Stated exercise:
Identify and pull out each line of the entries in which "Daerah" occurs.

Stored records:
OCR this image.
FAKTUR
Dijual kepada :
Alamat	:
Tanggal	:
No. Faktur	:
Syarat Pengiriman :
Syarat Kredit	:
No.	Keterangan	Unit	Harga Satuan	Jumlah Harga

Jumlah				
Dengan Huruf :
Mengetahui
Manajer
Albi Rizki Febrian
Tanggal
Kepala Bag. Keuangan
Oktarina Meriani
--
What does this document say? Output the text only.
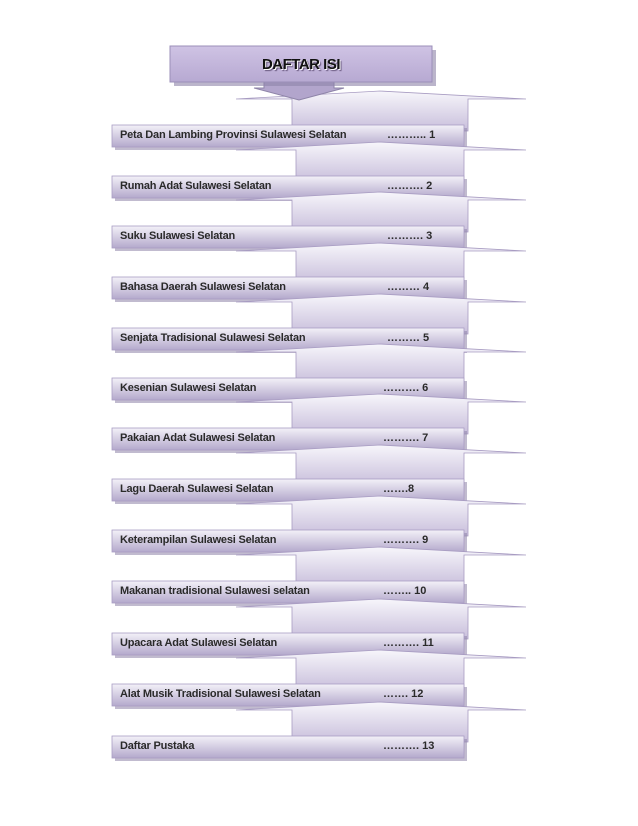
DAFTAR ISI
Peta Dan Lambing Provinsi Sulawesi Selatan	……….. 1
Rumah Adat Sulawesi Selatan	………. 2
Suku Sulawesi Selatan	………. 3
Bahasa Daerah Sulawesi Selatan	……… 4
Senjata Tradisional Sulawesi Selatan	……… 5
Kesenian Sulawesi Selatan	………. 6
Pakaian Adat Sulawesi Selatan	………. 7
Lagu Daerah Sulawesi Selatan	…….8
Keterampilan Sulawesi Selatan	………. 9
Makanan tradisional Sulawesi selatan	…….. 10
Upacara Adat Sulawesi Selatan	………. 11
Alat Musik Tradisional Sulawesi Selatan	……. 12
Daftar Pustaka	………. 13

Result of the task:
Bahasa Daerah Sulawesi Selatan	……… 4
Lagu Daerah Sulawesi Selatan	…….8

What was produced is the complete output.